-- INFORMATION SUPPLIED --
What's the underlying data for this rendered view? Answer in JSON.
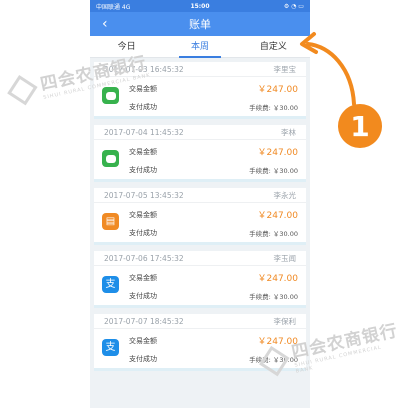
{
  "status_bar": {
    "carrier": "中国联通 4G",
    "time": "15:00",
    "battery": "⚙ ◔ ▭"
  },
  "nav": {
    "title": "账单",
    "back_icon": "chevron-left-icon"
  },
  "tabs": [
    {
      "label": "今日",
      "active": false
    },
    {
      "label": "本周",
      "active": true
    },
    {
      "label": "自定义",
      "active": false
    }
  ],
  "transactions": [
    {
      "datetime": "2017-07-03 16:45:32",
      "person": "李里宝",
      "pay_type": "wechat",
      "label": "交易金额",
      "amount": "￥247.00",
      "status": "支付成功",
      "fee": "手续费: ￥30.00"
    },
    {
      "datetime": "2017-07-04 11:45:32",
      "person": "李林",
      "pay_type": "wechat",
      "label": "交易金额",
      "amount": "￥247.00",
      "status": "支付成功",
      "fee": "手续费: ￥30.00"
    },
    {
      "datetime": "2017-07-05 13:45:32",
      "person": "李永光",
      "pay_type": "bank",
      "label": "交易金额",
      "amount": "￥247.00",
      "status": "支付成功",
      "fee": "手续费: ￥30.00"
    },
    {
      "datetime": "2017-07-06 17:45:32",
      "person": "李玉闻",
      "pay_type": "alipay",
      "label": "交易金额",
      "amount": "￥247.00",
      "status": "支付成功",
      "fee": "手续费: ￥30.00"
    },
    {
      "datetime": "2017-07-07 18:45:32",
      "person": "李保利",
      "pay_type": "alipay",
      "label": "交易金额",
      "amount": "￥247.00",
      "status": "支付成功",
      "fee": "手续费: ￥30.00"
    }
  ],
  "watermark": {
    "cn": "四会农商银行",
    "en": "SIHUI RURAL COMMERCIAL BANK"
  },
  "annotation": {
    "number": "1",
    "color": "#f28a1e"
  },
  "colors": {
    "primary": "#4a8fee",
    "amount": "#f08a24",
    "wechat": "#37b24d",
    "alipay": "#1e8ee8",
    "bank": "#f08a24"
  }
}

-- GIVEN INSTRUCTION --
Pull every line containing "datetime" from the material above.

-- SOLUTION FOR THIS PROBLEM --
      "datetime": "2017-07-03 16:45:32",
      "datetime": "2017-07-04 11:45:32",
      "datetime": "2017-07-05 13:45:32",
      "datetime": "2017-07-06 17:45:32",
      "datetime": "2017-07-07 18:45:32",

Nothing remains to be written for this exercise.